» **THE EXERCISE**
Below is a listing. Gather each line of it that contains "Leverage".

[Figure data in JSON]
--------

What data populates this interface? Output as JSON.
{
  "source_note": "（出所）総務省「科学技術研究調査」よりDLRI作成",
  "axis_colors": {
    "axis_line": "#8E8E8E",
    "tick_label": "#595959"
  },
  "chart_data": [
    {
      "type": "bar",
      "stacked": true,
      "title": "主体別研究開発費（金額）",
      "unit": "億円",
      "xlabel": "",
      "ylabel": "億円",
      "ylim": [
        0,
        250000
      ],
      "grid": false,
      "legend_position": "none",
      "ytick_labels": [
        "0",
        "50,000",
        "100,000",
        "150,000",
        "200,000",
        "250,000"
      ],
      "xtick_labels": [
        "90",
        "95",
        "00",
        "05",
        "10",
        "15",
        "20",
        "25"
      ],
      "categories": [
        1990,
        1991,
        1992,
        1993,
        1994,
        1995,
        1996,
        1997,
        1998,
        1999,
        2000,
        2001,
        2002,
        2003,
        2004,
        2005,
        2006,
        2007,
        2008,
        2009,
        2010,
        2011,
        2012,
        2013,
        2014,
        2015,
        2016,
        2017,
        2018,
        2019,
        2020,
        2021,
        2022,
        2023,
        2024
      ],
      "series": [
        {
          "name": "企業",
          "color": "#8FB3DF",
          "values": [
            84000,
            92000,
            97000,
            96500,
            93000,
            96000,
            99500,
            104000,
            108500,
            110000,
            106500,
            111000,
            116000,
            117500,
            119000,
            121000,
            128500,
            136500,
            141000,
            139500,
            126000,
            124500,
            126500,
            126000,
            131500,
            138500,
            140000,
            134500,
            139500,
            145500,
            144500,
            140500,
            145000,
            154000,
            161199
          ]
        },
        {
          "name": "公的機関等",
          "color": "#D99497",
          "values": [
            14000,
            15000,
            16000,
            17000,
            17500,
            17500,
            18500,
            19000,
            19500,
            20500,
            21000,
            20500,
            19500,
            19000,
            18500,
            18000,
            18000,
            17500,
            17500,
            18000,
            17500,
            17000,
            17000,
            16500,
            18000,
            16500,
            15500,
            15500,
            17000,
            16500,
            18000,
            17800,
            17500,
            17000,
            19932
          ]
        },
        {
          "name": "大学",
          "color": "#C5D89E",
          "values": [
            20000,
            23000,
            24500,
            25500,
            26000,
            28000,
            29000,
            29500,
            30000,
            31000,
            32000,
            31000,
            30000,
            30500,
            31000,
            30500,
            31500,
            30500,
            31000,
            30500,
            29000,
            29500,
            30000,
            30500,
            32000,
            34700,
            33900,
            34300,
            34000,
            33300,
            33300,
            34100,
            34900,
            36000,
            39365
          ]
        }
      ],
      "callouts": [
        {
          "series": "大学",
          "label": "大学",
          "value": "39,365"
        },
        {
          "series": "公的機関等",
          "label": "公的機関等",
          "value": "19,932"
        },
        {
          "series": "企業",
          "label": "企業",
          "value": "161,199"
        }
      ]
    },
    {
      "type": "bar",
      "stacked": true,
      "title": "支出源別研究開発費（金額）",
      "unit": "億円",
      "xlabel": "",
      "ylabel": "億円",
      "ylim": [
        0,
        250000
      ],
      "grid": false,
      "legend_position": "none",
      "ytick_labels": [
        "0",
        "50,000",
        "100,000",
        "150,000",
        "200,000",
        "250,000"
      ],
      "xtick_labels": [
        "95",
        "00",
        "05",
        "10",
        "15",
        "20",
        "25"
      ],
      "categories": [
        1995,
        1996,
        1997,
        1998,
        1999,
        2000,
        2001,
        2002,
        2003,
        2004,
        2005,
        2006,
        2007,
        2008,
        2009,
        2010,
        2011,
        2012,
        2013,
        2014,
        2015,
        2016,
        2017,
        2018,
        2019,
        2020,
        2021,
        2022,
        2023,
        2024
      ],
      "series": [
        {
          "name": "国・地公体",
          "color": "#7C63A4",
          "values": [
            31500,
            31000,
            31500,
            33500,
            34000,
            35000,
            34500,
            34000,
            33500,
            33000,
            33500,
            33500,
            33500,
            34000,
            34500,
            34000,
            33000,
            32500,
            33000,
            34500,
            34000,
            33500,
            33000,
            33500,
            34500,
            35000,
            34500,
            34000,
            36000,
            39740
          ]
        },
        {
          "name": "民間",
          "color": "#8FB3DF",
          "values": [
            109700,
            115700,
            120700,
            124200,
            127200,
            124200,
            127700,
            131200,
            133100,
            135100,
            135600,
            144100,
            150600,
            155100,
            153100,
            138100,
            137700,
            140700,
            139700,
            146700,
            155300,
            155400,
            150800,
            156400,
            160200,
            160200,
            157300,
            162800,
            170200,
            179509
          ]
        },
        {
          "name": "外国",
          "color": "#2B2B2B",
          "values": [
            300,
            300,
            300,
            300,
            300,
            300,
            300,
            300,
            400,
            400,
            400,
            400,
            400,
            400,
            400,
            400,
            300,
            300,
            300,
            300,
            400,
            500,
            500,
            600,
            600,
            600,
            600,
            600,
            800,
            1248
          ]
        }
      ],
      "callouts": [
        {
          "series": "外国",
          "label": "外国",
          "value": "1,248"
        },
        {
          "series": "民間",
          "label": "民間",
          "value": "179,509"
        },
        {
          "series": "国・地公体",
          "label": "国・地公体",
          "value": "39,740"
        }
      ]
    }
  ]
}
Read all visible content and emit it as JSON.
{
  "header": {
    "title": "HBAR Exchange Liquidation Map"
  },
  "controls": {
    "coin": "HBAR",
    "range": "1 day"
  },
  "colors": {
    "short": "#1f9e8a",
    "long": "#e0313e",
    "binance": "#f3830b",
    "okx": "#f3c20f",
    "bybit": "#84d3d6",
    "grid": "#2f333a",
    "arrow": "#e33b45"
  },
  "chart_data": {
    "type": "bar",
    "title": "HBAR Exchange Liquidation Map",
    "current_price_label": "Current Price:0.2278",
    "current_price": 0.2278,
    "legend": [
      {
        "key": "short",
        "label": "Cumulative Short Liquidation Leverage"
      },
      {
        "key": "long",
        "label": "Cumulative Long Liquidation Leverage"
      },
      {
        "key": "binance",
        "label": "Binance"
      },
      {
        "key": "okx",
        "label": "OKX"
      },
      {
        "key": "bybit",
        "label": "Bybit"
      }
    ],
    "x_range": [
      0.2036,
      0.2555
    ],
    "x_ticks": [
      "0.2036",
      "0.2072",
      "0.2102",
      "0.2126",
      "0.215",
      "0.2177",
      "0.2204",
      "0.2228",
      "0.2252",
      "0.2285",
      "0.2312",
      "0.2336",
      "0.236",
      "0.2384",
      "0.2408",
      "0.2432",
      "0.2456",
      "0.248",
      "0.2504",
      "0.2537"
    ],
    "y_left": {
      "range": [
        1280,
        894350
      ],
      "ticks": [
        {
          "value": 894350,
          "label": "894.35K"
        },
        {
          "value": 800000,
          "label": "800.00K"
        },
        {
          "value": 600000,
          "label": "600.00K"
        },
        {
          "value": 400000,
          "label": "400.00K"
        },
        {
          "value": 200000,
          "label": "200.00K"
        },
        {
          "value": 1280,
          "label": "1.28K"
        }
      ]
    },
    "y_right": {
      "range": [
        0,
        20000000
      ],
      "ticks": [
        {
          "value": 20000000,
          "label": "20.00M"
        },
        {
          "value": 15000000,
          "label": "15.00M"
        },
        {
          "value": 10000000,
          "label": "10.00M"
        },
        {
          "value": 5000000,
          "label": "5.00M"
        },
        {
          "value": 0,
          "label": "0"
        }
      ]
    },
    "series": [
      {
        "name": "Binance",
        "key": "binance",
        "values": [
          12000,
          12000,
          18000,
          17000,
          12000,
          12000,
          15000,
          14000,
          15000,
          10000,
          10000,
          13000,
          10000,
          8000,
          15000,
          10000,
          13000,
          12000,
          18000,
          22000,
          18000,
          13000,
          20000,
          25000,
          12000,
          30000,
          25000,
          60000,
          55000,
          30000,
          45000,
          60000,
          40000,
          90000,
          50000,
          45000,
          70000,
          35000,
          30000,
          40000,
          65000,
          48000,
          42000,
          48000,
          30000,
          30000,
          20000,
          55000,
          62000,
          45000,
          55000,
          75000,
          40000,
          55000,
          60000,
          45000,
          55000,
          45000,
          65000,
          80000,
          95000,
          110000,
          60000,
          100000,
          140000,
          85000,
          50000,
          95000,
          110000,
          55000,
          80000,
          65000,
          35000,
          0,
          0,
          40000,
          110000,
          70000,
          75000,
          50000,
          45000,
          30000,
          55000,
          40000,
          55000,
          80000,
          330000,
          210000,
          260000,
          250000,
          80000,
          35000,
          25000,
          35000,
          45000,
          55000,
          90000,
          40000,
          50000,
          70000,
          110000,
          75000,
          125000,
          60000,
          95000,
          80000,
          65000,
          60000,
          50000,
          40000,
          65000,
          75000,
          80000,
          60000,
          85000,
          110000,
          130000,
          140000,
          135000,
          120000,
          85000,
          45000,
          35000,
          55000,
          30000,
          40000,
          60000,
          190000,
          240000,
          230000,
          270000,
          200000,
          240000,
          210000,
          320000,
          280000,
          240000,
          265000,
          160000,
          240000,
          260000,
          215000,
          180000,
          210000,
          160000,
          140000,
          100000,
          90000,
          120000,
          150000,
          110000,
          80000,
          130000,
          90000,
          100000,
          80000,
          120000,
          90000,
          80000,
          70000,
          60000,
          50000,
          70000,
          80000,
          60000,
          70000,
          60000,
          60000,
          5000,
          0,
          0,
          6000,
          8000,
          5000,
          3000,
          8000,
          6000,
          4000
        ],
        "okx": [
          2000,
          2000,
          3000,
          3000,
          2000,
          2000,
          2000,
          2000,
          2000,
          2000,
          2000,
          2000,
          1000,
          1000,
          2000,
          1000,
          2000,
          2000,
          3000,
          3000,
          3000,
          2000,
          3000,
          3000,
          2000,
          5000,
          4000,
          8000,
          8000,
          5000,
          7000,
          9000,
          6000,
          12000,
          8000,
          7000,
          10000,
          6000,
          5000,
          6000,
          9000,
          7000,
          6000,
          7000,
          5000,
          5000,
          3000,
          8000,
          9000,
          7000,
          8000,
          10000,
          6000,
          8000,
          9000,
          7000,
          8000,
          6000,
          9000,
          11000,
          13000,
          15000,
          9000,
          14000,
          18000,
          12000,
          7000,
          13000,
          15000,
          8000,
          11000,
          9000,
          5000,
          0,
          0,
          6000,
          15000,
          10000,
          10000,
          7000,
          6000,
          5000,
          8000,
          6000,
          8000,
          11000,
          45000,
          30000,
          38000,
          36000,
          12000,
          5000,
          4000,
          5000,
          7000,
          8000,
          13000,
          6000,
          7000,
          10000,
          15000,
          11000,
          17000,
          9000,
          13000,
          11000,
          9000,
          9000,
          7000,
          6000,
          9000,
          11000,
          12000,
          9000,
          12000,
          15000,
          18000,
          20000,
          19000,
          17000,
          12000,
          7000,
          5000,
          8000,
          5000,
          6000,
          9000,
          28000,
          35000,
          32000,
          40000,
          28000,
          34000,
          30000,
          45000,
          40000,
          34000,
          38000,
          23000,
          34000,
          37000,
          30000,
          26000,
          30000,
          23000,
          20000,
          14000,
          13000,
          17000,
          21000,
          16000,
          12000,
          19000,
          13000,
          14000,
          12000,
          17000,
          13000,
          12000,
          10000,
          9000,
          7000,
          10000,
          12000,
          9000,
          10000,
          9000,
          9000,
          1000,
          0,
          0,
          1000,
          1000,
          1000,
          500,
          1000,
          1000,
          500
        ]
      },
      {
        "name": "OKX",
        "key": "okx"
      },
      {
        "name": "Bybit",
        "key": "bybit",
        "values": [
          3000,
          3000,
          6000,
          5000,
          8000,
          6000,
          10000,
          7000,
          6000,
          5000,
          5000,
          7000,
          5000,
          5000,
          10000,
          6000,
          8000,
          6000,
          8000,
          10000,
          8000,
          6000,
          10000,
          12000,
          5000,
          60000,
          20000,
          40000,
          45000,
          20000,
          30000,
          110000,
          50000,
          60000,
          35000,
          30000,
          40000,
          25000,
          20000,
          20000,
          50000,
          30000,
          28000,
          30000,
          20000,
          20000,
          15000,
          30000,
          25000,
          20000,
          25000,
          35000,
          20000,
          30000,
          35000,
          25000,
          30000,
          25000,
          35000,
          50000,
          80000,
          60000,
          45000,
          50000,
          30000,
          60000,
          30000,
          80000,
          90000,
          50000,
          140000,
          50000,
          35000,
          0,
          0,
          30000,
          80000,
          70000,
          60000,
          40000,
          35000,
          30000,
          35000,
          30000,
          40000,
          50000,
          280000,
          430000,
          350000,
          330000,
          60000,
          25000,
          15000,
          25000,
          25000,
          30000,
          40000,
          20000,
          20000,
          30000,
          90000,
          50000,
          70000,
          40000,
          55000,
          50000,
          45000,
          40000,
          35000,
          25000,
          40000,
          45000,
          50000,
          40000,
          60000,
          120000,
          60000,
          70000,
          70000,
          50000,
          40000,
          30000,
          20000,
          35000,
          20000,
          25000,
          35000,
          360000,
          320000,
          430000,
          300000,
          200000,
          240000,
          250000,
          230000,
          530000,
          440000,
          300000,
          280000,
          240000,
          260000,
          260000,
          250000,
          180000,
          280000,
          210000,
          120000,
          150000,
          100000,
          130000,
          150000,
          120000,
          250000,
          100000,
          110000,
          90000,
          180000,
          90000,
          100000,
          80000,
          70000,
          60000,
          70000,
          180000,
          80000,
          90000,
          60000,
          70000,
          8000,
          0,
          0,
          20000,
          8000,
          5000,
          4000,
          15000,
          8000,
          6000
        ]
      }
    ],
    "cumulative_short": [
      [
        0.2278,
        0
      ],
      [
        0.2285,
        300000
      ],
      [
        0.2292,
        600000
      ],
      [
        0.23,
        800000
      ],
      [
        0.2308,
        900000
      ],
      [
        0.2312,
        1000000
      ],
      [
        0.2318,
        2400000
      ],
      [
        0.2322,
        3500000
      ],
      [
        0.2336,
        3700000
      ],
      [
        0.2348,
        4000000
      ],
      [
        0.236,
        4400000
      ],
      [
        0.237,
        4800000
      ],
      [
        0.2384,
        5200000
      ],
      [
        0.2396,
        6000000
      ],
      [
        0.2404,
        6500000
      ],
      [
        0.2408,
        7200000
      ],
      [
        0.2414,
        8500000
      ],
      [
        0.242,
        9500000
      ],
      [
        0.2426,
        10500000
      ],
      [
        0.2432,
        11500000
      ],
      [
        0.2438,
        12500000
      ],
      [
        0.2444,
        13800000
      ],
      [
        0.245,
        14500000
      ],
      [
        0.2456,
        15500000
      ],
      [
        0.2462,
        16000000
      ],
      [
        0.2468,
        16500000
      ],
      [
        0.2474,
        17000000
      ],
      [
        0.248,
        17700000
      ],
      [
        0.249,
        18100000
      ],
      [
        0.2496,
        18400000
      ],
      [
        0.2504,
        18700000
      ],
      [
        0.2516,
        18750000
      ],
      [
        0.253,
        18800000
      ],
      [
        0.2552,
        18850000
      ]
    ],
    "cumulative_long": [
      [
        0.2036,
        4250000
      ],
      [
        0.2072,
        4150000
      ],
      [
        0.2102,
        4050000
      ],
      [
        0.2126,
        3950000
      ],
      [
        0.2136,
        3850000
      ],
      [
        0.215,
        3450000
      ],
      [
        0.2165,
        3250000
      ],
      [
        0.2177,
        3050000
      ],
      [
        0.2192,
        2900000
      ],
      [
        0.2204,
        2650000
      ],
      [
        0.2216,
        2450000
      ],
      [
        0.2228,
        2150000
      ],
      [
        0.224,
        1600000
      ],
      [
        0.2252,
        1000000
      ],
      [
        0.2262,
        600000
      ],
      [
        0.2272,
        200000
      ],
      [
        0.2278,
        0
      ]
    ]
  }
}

--------

» **OUTPUT**
        "label": "Cumulative Short Liquidation Leverage"
        "label": "Cumulative Long Liquidation Leverage"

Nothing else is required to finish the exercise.